- _Task goal_
Quote the entries in full, character for character, without their images.

========

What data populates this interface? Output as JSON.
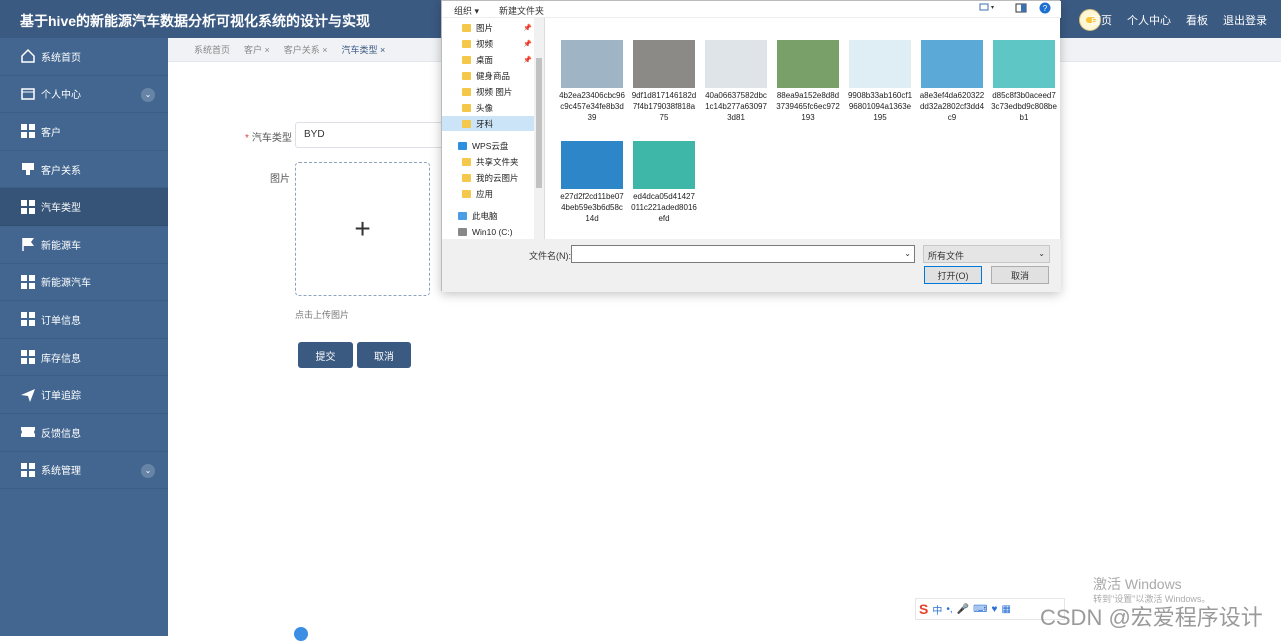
{
  "app": {
    "title": "基于hive的新能源汽车数据分析可视化系统的设计与实现",
    "top_nav": [
      "首页",
      "个人中心",
      "看板",
      "退出登录"
    ]
  },
  "sidebar": {
    "items": [
      {
        "label": "系统首页",
        "icon": "home-icon"
      },
      {
        "label": "个人中心",
        "icon": "id-card-icon",
        "expandable": true
      },
      {
        "label": "客户",
        "icon": "grid-icon"
      },
      {
        "label": "客户关系",
        "icon": "badge-icon"
      },
      {
        "label": "汽车类型",
        "icon": "grid-icon",
        "active": true
      },
      {
        "label": "新能源车",
        "icon": "flag-icon"
      },
      {
        "label": "新能源汽车",
        "icon": "grid-icon"
      },
      {
        "label": "订单信息",
        "icon": "grid-icon"
      },
      {
        "label": "库存信息",
        "icon": "grid-icon"
      },
      {
        "label": "订单追踪",
        "icon": "send-icon"
      },
      {
        "label": "反馈信息",
        "icon": "ticket-icon"
      },
      {
        "label": "系统管理",
        "icon": "grid-icon",
        "expandable": true
      }
    ]
  },
  "breadcrumbs": [
    "系统首页",
    "客户 ×",
    "客户关系 ×",
    "汽车类型 ×"
  ],
  "form": {
    "car_type_label": "汽车类型",
    "car_type_value": "BYD",
    "image_label": "图片",
    "upload_plus": "+",
    "upload_hint": "点击上传图片",
    "submit": "提交",
    "cancel": "取消"
  },
  "dialog": {
    "toolbar": {
      "organize": "组织 ▾",
      "new_folder": "新建文件夹"
    },
    "nav": [
      {
        "label": "图片",
        "pinned": true
      },
      {
        "label": "视频",
        "pinned": true
      },
      {
        "label": "桌面",
        "pinned": true
      },
      {
        "label": "健身商品"
      },
      {
        "label": "视频 图片"
      },
      {
        "label": "头像"
      },
      {
        "label": "牙科",
        "selected": true
      },
      {
        "label": "WPS云盘"
      },
      {
        "label": "共享文件夹"
      },
      {
        "label": "我的云图片"
      },
      {
        "label": "应用"
      },
      {
        "label": "此电脑"
      },
      {
        "label": "Win10 (C:)"
      }
    ],
    "files": [
      {
        "name": "4b2ea23406cbc96c9c457e34fe8b3d39",
        "color": "#9fb4c4"
      },
      {
        "name": "9df1d817146182d7f4b179038f818a75",
        "color": "#8c8a86"
      },
      {
        "name": "40a06637582dbc1c14b277a630973d81",
        "color": "#dfe4e8"
      },
      {
        "name": "88ea9a152e8d8d3739465fc6ec972193",
        "color": "#7aa06a"
      },
      {
        "name": "9908b33ab160cf196801094a1363e195",
        "color": "#dfeef5"
      },
      {
        "name": "a8e3ef4da620322dd32a2802cf3dd4c9",
        "color": "#5aa9d6"
      },
      {
        "name": "d85c8f3b0aceed73c73edbd9c808beb1",
        "color": "#5fc6c6"
      },
      {
        "name": "e27d2f2cd11be074beb59e3b6d58c14d",
        "color": "#2c86c8"
      },
      {
        "name": "ed4dca05d41427011c221aded8016efd",
        "color": "#3fb7a8"
      }
    ],
    "filename_label": "文件名(N):",
    "filename_value": "",
    "filetype": "所有文件",
    "open": "打开(O)",
    "cancel": "取消"
  },
  "windows_watermark": {
    "line1": "激活 Windows",
    "line2": "转到\"设置\"以激活 Windows。"
  },
  "csdn_watermark": "CSDN @宏爱程序设计",
  "ime": {
    "label": "中"
  }
}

========

- _Result_
What data populates this interface? Output as JSON.
{
  "app": {
    "title": "基于hive的新能源汽车数据分析可视化系统的设计与实现",
    "top_nav": [
      "首页",
      "个人中心",
      "看板",
      "退出登录"
    ]
  },
  "sidebar": {
    "items": [
      {
        "label": "系统首页",
        "icon": "home-icon"
      },
      {
        "label": "个人中心",
        "icon": "id-card-icon",
        "expandable": true
      },
      {
        "label": "客户",
        "icon": "grid-icon"
      },
      {
        "label": "客户关系",
        "icon": "badge-icon"
      },
      {
        "label": "汽车类型",
        "icon": "grid-icon",
        "active": true
      },
      {
        "label": "新能源车",
        "icon": "flag-icon"
      },
      {
        "label": "新能源汽车",
        "icon": "grid-icon"
      },
      {
        "label": "订单信息",
        "icon": "grid-icon"
      },
      {
        "label": "库存信息",
        "icon": "grid-icon"
      },
      {
        "label": "订单追踪",
        "icon": "send-icon"
      },
      {
        "label": "反馈信息",
        "icon": "ticket-icon"
      },
      {
        "label": "系统管理",
        "icon": "grid-icon",
        "expandable": true
      }
    ]
  },
  "breadcrumbs": [
    "系统首页",
    "客户 ×",
    "客户关系 ×",
    "汽车类型 ×"
  ],
  "form": {
    "car_type_label": "汽车类型",
    "car_type_value": "BYD",
    "image_label": "图片",
    "upload_plus": "+",
    "upload_hint": "点击上传图片",
    "submit": "提交",
    "cancel": "取消"
  },
  "dialog": {
    "toolbar": {
      "organize": "组织 ▾",
      "new_folder": "新建文件夹"
    },
    "nav": [
      {
        "label": "图片",
        "pinned": true
      },
      {
        "label": "视频",
        "pinned": true
      },
      {
        "label": "桌面",
        "pinned": true
      },
      {
        "label": "健身商品"
      },
      {
        "label": "视频 图片"
      },
      {
        "label": "头像"
      },
      {
        "label": "牙科",
        "selected": true
      },
      {
        "label": "WPS云盘"
      },
      {
        "label": "共享文件夹"
      },
      {
        "label": "我的云图片"
      },
      {
        "label": "应用"
      },
      {
        "label": "此电脑"
      },
      {
        "label": "Win10 (C:)"
      }
    ],
    "files": [
      {
        "name": "4b2ea23406cbc96c9c457e34fe8b3d39",
        "color": "#9fb4c4"
      },
      {
        "name": "9df1d817146182d7f4b179038f818a75",
        "color": "#8c8a86"
      },
      {
        "name": "40a06637582dbc1c14b277a630973d81",
        "color": "#dfe4e8"
      },
      {
        "name": "88ea9a152e8d8d3739465fc6ec972193",
        "color": "#7aa06a"
      },
      {
        "name": "9908b33ab160cf196801094a1363e195",
        "color": "#dfeef5"
      },
      {
        "name": "a8e3ef4da620322dd32a2802cf3dd4c9",
        "color": "#5aa9d6"
      },
      {
        "name": "d85c8f3b0aceed73c73edbd9c808beb1",
        "color": "#5fc6c6"
      },
      {
        "name": "e27d2f2cd11be074beb59e3b6d58c14d",
        "color": "#2c86c8"
      },
      {
        "name": "ed4dca05d41427011c221aded8016efd",
        "color": "#3fb7a8"
      }
    ],
    "filename_label": "文件名(N):",
    "filename_value": "",
    "filetype": "所有文件",
    "open": "打开(O)",
    "cancel": "取消"
  },
  "windows_watermark": {
    "line1": "激活 Windows",
    "line2": "转到\"设置\"以激活 Windows。"
  },
  "csdn_watermark": "CSDN @宏爱程序设计",
  "ime": {
    "label": "中"
  }
}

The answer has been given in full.